* **What you have to do**: Determine which lines contain the word "title", then copy those lines.

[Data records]
###

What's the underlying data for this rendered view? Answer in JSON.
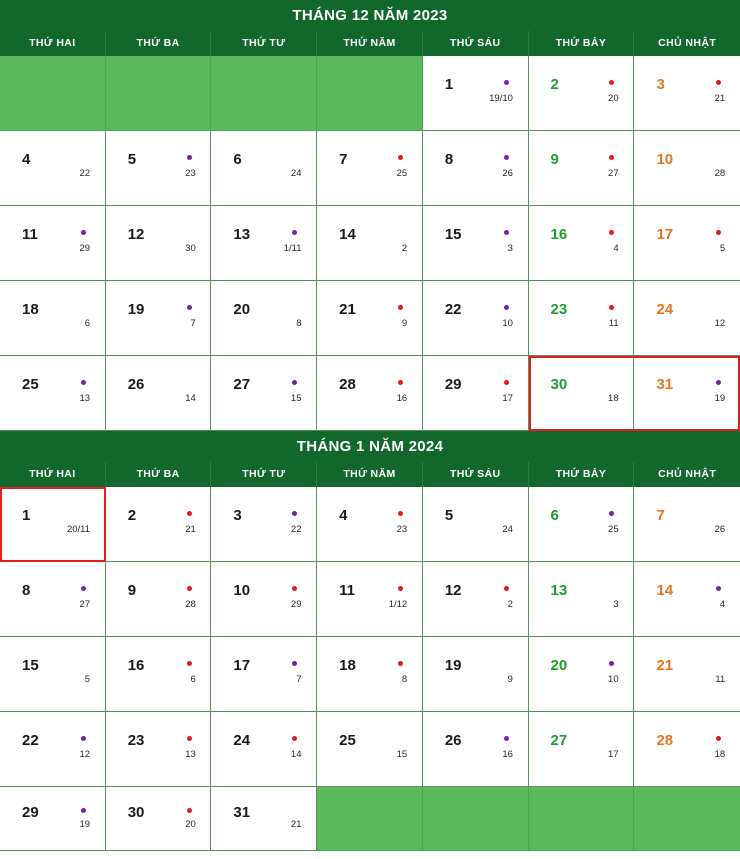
{
  "colors": {
    "header_green": "#11672c",
    "empty_green": "#5cb85c",
    "grid_green": "#5a8f5e",
    "saturday": "#1e9e2e",
    "sunday": "#e8741c",
    "dot_red": "#e01b1b",
    "dot_purple": "#7b1fa2",
    "highlight_red": "#e02020"
  },
  "weekday_labels": [
    "THỨ HAI",
    "THỨ BA",
    "THỨ TƯ",
    "THỨ NĂM",
    "THỨ SÁU",
    "THỨ BẢY",
    "CHỦ NHẬT"
  ],
  "months": [
    {
      "title": "THÁNG 12 NĂM 2023",
      "weeks": [
        [
          {
            "empty": true
          },
          {
            "empty": true
          },
          {
            "empty": true
          },
          {
            "empty": true
          },
          {
            "solar": "1",
            "lunar": "19/10",
            "dot": "purple",
            "kind": "weekday"
          },
          {
            "solar": "2",
            "lunar": "20",
            "dot": "red",
            "kind": "sat"
          },
          {
            "solar": "3",
            "lunar": "21",
            "dot": "red",
            "kind": "sun"
          }
        ],
        [
          {
            "solar": "4",
            "lunar": "22",
            "dot": "none",
            "kind": "weekday"
          },
          {
            "solar": "5",
            "lunar": "23",
            "dot": "purple",
            "kind": "weekday"
          },
          {
            "solar": "6",
            "lunar": "24",
            "dot": "none",
            "kind": "weekday"
          },
          {
            "solar": "7",
            "lunar": "25",
            "dot": "red",
            "kind": "weekday"
          },
          {
            "solar": "8",
            "lunar": "26",
            "dot": "purple",
            "kind": "weekday"
          },
          {
            "solar": "9",
            "lunar": "27",
            "dot": "red",
            "kind": "sat"
          },
          {
            "solar": "10",
            "lunar": "28",
            "dot": "none",
            "kind": "sun"
          }
        ],
        [
          {
            "solar": "11",
            "lunar": "29",
            "dot": "purple",
            "kind": "weekday"
          },
          {
            "solar": "12",
            "lunar": "30",
            "dot": "none",
            "kind": "weekday"
          },
          {
            "solar": "13",
            "lunar": "1/11",
            "dot": "purple",
            "kind": "weekday"
          },
          {
            "solar": "14",
            "lunar": "2",
            "dot": "none",
            "kind": "weekday"
          },
          {
            "solar": "15",
            "lunar": "3",
            "dot": "purple",
            "kind": "weekday"
          },
          {
            "solar": "16",
            "lunar": "4",
            "dot": "red",
            "kind": "sat"
          },
          {
            "solar": "17",
            "lunar": "5",
            "dot": "red",
            "kind": "sun"
          }
        ],
        [
          {
            "solar": "18",
            "lunar": "6",
            "dot": "none",
            "kind": "weekday"
          },
          {
            "solar": "19",
            "lunar": "7",
            "dot": "purple",
            "kind": "weekday"
          },
          {
            "solar": "20",
            "lunar": "8",
            "dot": "none",
            "kind": "weekday"
          },
          {
            "solar": "21",
            "lunar": "9",
            "dot": "red",
            "kind": "weekday"
          },
          {
            "solar": "22",
            "lunar": "10",
            "dot": "purple",
            "kind": "weekday"
          },
          {
            "solar": "23",
            "lunar": "11",
            "dot": "red",
            "kind": "sat"
          },
          {
            "solar": "24",
            "lunar": "12",
            "dot": "none",
            "kind": "sun"
          }
        ],
        [
          {
            "solar": "25",
            "lunar": "13",
            "dot": "purple",
            "kind": "weekday"
          },
          {
            "solar": "26",
            "lunar": "14",
            "dot": "none",
            "kind": "weekday"
          },
          {
            "solar": "27",
            "lunar": "15",
            "dot": "purple",
            "kind": "weekday"
          },
          {
            "solar": "28",
            "lunar": "16",
            "dot": "red",
            "kind": "weekday"
          },
          {
            "solar": "29",
            "lunar": "17",
            "dot": "red",
            "kind": "weekday"
          },
          {
            "solar": "30",
            "lunar": "18",
            "dot": "none",
            "kind": "sat",
            "highlight": "start"
          },
          {
            "solar": "31",
            "lunar": "19",
            "dot": "purple",
            "kind": "sun",
            "highlight": "end"
          }
        ]
      ]
    },
    {
      "title": "THÁNG 1 NĂM 2024",
      "weeks": [
        [
          {
            "solar": "1",
            "lunar": "20/11",
            "dot": "none",
            "kind": "weekday",
            "highlight": "single"
          },
          {
            "solar": "2",
            "lunar": "21",
            "dot": "red",
            "kind": "weekday"
          },
          {
            "solar": "3",
            "lunar": "22",
            "dot": "purple",
            "kind": "weekday"
          },
          {
            "solar": "4",
            "lunar": "23",
            "dot": "red",
            "kind": "weekday"
          },
          {
            "solar": "5",
            "lunar": "24",
            "dot": "none",
            "kind": "weekday"
          },
          {
            "solar": "6",
            "lunar": "25",
            "dot": "purple",
            "kind": "sat"
          },
          {
            "solar": "7",
            "lunar": "26",
            "dot": "none",
            "kind": "sun"
          }
        ],
        [
          {
            "solar": "8",
            "lunar": "27",
            "dot": "purple",
            "kind": "weekday"
          },
          {
            "solar": "9",
            "lunar": "28",
            "dot": "red",
            "kind": "weekday"
          },
          {
            "solar": "10",
            "lunar": "29",
            "dot": "red",
            "kind": "weekday"
          },
          {
            "solar": "11",
            "lunar": "1/12",
            "dot": "red",
            "kind": "weekday"
          },
          {
            "solar": "12",
            "lunar": "2",
            "dot": "red",
            "kind": "weekday"
          },
          {
            "solar": "13",
            "lunar": "3",
            "dot": "none",
            "kind": "sat"
          },
          {
            "solar": "14",
            "lunar": "4",
            "dot": "purple",
            "kind": "sun"
          }
        ],
        [
          {
            "solar": "15",
            "lunar": "5",
            "dot": "none",
            "kind": "weekday"
          },
          {
            "solar": "16",
            "lunar": "6",
            "dot": "red",
            "kind": "weekday"
          },
          {
            "solar": "17",
            "lunar": "7",
            "dot": "purple",
            "kind": "weekday"
          },
          {
            "solar": "18",
            "lunar": "8",
            "dot": "red",
            "kind": "weekday"
          },
          {
            "solar": "19",
            "lunar": "9",
            "dot": "none",
            "kind": "weekday"
          },
          {
            "solar": "20",
            "lunar": "10",
            "dot": "purple",
            "kind": "sat"
          },
          {
            "solar": "21",
            "lunar": "11",
            "dot": "none",
            "kind": "sun"
          }
        ],
        [
          {
            "solar": "22",
            "lunar": "12",
            "dot": "purple",
            "kind": "weekday"
          },
          {
            "solar": "23",
            "lunar": "13",
            "dot": "red",
            "kind": "weekday"
          },
          {
            "solar": "24",
            "lunar": "14",
            "dot": "red",
            "kind": "weekday"
          },
          {
            "solar": "25",
            "lunar": "15",
            "dot": "none",
            "kind": "weekday"
          },
          {
            "solar": "26",
            "lunar": "16",
            "dot": "purple",
            "kind": "weekday"
          },
          {
            "solar": "27",
            "lunar": "17",
            "dot": "none",
            "kind": "sat"
          },
          {
            "solar": "28",
            "lunar": "18",
            "dot": "red",
            "kind": "sun"
          }
        ],
        [
          {
            "solar": "29",
            "lunar": "19",
            "dot": "purple",
            "kind": "weekday"
          },
          {
            "solar": "30",
            "lunar": "20",
            "dot": "red",
            "kind": "weekday"
          },
          {
            "solar": "31",
            "lunar": "21",
            "dot": "none",
            "kind": "weekday"
          },
          {
            "empty": true
          },
          {
            "empty": true
          },
          {
            "empty": true
          },
          {
            "empty": true
          }
        ]
      ]
    }
  ]
}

###

* **Response to this task**:
      "title": "THÁNG 12 NĂM 2023",
      "title": "THÁNG 1 NĂM 2024",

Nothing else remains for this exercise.